#### Exercise task
Reproduce the lines below with each "season-link" switched to "year-link" and nothing else changed.

(Dataset excerpt)
'''
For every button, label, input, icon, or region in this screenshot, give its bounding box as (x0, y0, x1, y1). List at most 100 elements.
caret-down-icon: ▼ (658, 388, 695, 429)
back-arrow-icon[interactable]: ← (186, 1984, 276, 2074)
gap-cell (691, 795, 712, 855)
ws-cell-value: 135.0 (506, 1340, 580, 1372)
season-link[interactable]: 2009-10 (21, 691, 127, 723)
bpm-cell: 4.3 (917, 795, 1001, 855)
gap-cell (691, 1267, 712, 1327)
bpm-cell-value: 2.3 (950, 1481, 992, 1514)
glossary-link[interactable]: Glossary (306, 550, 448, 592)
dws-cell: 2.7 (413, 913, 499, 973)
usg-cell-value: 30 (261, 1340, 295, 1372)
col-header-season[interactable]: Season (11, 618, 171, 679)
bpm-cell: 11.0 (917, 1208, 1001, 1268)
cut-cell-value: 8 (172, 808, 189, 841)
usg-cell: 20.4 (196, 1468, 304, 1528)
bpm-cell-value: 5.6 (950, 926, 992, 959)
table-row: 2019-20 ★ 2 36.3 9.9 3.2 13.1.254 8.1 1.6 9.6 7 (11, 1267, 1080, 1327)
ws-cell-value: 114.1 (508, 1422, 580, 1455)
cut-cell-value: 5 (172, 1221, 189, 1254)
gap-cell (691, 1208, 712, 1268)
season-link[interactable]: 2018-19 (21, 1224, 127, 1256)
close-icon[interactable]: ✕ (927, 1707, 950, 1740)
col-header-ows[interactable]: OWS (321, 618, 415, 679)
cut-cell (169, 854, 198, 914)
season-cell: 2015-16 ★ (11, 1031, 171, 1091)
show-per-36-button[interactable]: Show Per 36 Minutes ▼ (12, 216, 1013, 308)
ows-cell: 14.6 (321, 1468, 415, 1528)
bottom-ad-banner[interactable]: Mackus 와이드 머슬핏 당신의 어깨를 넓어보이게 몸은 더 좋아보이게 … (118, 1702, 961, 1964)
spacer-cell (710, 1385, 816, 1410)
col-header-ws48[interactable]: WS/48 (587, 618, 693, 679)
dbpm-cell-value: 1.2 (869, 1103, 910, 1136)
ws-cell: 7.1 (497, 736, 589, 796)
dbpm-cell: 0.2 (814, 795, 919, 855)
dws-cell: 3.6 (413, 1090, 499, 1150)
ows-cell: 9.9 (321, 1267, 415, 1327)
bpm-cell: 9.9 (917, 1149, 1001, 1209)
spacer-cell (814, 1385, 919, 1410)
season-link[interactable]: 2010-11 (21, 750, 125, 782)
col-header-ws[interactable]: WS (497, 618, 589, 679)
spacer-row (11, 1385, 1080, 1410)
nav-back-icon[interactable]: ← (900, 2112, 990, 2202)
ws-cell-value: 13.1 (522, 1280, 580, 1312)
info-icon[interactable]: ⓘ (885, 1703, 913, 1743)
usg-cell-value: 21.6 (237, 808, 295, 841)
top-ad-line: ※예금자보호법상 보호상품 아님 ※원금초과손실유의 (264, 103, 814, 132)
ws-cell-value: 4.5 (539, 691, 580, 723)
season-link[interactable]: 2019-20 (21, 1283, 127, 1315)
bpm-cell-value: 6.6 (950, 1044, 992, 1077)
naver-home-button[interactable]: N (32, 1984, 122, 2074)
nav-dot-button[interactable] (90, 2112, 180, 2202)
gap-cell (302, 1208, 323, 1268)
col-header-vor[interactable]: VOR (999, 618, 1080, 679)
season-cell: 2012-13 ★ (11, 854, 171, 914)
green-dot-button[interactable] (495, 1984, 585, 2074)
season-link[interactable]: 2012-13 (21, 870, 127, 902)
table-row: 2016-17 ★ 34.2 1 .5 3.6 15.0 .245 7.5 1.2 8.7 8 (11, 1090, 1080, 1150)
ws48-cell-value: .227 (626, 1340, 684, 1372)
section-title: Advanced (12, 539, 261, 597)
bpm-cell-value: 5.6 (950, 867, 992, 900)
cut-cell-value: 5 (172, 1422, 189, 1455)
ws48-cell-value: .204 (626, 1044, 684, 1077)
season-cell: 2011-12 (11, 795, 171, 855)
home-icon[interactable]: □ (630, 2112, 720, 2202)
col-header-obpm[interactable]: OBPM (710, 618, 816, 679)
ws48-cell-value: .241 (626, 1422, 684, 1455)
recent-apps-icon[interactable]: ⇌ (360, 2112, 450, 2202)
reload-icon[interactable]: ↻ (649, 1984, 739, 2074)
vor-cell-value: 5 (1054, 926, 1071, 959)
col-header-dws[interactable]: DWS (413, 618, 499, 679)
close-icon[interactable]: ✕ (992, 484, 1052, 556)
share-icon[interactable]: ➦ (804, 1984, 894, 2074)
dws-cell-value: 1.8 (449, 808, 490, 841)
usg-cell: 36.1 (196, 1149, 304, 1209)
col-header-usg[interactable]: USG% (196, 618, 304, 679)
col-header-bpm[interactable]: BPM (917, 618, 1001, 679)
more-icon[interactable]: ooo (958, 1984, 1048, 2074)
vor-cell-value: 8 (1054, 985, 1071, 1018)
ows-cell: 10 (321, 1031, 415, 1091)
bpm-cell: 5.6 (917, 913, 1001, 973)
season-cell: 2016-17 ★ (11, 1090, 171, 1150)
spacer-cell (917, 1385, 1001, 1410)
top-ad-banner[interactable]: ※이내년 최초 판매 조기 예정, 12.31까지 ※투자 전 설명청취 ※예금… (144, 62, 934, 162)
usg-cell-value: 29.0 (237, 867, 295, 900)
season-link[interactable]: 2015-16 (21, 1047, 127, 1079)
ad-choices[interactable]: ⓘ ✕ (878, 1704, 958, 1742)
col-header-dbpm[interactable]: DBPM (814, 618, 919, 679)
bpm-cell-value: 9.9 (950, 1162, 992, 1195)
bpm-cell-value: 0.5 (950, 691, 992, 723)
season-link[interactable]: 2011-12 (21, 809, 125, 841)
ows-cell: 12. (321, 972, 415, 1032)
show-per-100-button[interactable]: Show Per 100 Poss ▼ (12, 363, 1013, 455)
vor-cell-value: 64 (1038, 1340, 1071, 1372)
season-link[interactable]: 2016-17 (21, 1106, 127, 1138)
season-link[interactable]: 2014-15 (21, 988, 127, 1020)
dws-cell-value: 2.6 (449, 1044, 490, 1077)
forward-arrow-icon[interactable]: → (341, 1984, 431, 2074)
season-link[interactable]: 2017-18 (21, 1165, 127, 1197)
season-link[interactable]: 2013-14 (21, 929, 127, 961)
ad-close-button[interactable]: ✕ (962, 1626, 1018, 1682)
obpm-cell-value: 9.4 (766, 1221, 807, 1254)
'''
#### Worked answer
For every button, label, input, icon, or region in this screenshot, give its bounding box as (x0, y0, x1, y1). List at most 100 elements.
caret-down-icon: ▼ (658, 388, 695, 429)
back-arrow-icon[interactable]: ← (186, 1984, 276, 2074)
gap-cell (691, 795, 712, 855)
ws-cell-value: 135.0 (506, 1340, 580, 1372)
year-link[interactable]: 2009-10 (21, 691, 127, 723)
bpm-cell: 4.3 (917, 795, 1001, 855)
gap-cell (691, 1267, 712, 1327)
bpm-cell-value: 2.3 (950, 1481, 992, 1514)
glossary-link[interactable]: Glossary (306, 550, 448, 592)
dws-cell: 2.7 (413, 913, 499, 973)
usg-cell-value: 30 (261, 1340, 295, 1372)
col-header-season[interactable]: Season (11, 618, 171, 679)
bpm-cell: 11.0 (917, 1208, 1001, 1268)
cut-cell-value: 8 (172, 808, 189, 841)
usg-cell: 20.4 (196, 1468, 304, 1528)
bpm-cell-value: 5.6 (950, 926, 992, 959)
table-row: 2019-20 ★ 2 36.3 9.9 3.2 13.1.254 8.1 1.6 9.6 7 (11, 1267, 1080, 1327)
ws-cell-value: 114.1 (508, 1422, 580, 1455)
cut-cell-value: 5 (172, 1221, 189, 1254)
gap-cell (691, 1208, 712, 1268)
year-link[interactable]: 2018-19 (21, 1224, 127, 1256)
close-icon[interactable]: ✕ (927, 1707, 950, 1740)
col-header-ows[interactable]: OWS (321, 618, 415, 679)
cut-cell (169, 854, 198, 914)
season-cell: 2015-16 ★ (11, 1031, 171, 1091)
show-per-36-button[interactable]: Show Per 36 Minutes ▼ (12, 216, 1013, 308)
ows-cell: 14.6 (321, 1468, 415, 1528)
bottom-ad-banner[interactable]: Mackus 와이드 머슬핏 당신의 어깨를 넓어보이게 몸은 더 좋아보이게 … (118, 1702, 961, 1964)
spacer-cell (710, 1385, 816, 1410)
col-header-ws48[interactable]: WS/48 (587, 618, 693, 679)
dbpm-cell-value: 1.2 (869, 1103, 910, 1136)
ws-cell: 7.1 (497, 736, 589, 796)
dbpm-cell: 0.2 (814, 795, 919, 855)
dws-cell: 3.6 (413, 1090, 499, 1150)
ows-cell: 9.9 (321, 1267, 415, 1327)
bpm-cell: 9.9 (917, 1149, 1001, 1209)
spacer-cell (814, 1385, 919, 1410)
year-link[interactable]: 2010-11 (21, 750, 125, 782)
col-header-ws[interactable]: WS (497, 618, 589, 679)
spacer-row (11, 1385, 1080, 1410)
nav-back-icon[interactable]: ← (900, 2112, 990, 2202)
ws-cell-value: 13.1 (522, 1280, 580, 1312)
info-icon[interactable]: ⓘ (885, 1703, 913, 1743)
usg-cell-value: 21.6 (237, 808, 295, 841)
top-ad-line: ※예금자보호법상 보호상품 아님 ※원금초과손실유의 (264, 103, 814, 132)
ws-cell-value: 4.5 (539, 691, 580, 723)
year-link[interactable]: 2019-20 (21, 1283, 127, 1315)
bpm-cell-value: 6.6 (950, 1044, 992, 1077)
naver-home-button[interactable]: N (32, 1984, 122, 2074)
nav-dot-button[interactable] (90, 2112, 180, 2202)
gap-cell (302, 1208, 323, 1268)
col-header-vor[interactable]: VOR (999, 618, 1080, 679)
season-cell: 2012-13 ★ (11, 854, 171, 914)
green-dot-button[interactable] (495, 1984, 585, 2074)
year-link[interactable]: 2012-13 (21, 870, 127, 902)
table-row: 2016-17 ★ 34.2 1 .5 3.6 15.0 .245 7.5 1.2 8.7 8 (11, 1090, 1080, 1150)
ws48-cell-value: .227 (626, 1340, 684, 1372)
section-title: Advanced (12, 539, 261, 597)
bpm-cell-value: 5.6 (950, 867, 992, 900)
cut-cell-value: 5 (172, 1422, 189, 1455)
ws48-cell-value: .204 (626, 1044, 684, 1077)
season-cell: 2011-12 (11, 795, 171, 855)
home-icon[interactable]: □ (630, 2112, 720, 2202)
col-header-obpm[interactable]: OBPM (710, 618, 816, 679)
ws48-cell-value: .241 (626, 1422, 684, 1455)
recent-apps-icon[interactable]: ⇌ (360, 2112, 450, 2202)
reload-icon[interactable]: ↻ (649, 1984, 739, 2074)
vor-cell-value: 5 (1054, 926, 1071, 959)
col-header-dws[interactable]: DWS (413, 618, 499, 679)
close-icon[interactable]: ✕ (992, 484, 1052, 556)
share-icon[interactable]: ➦ (804, 1984, 894, 2074)
dws-cell-value: 1.8 (449, 808, 490, 841)
usg-cell: 36.1 (196, 1149, 304, 1209)
col-header-usg[interactable]: USG% (196, 618, 304, 679)
col-header-bpm[interactable]: BPM (917, 618, 1001, 679)
more-icon[interactable]: ooo (958, 1984, 1048, 2074)
vor-cell-value: 8 (1054, 985, 1071, 1018)
ows-cell: 10 (321, 1031, 415, 1091)
bpm-cell: 5.6 (917, 913, 1001, 973)
season-cell: 2016-17 ★ (11, 1090, 171, 1150)
spacer-cell (917, 1385, 1001, 1410)
top-ad-banner[interactable]: ※이내년 최초 판매 조기 예정, 12.31까지 ※투자 전 설명청취 ※예금… (144, 62, 934, 162)
usg-cell-value: 29.0 (237, 867, 295, 900)
year-link[interactable]: 2015-16 (21, 1047, 127, 1079)
ad-choices[interactable]: ⓘ ✕ (878, 1704, 958, 1742)
col-header-dbpm[interactable]: DBPM (814, 618, 919, 679)
bpm-cell-value: 9.9 (950, 1162, 992, 1195)
bpm-cell-value: 0.5 (950, 691, 992, 723)
year-link[interactable]: 2011-12 (21, 809, 125, 841)
ows-cell: 12. (321, 972, 415, 1032)
show-per-100-button[interactable]: Show Per 100 Poss ▼ (12, 363, 1013, 455)
vor-cell-value: 64 (1038, 1340, 1071, 1372)
year-link[interactable]: 2016-17 (21, 1106, 127, 1138)
year-link[interactable]: 2014-15 (21, 988, 127, 1020)
dws-cell-value: 2.6 (449, 1044, 490, 1077)
forward-arrow-icon[interactable]: → (341, 1984, 431, 2074)
year-link[interactable]: 2017-18 (21, 1165, 127, 1197)
year-link[interactable]: 2013-14 (21, 929, 127, 961)
ad-close-button[interactable]: ✕ (962, 1626, 1018, 1682)
obpm-cell-value: 9.4 (766, 1221, 807, 1254)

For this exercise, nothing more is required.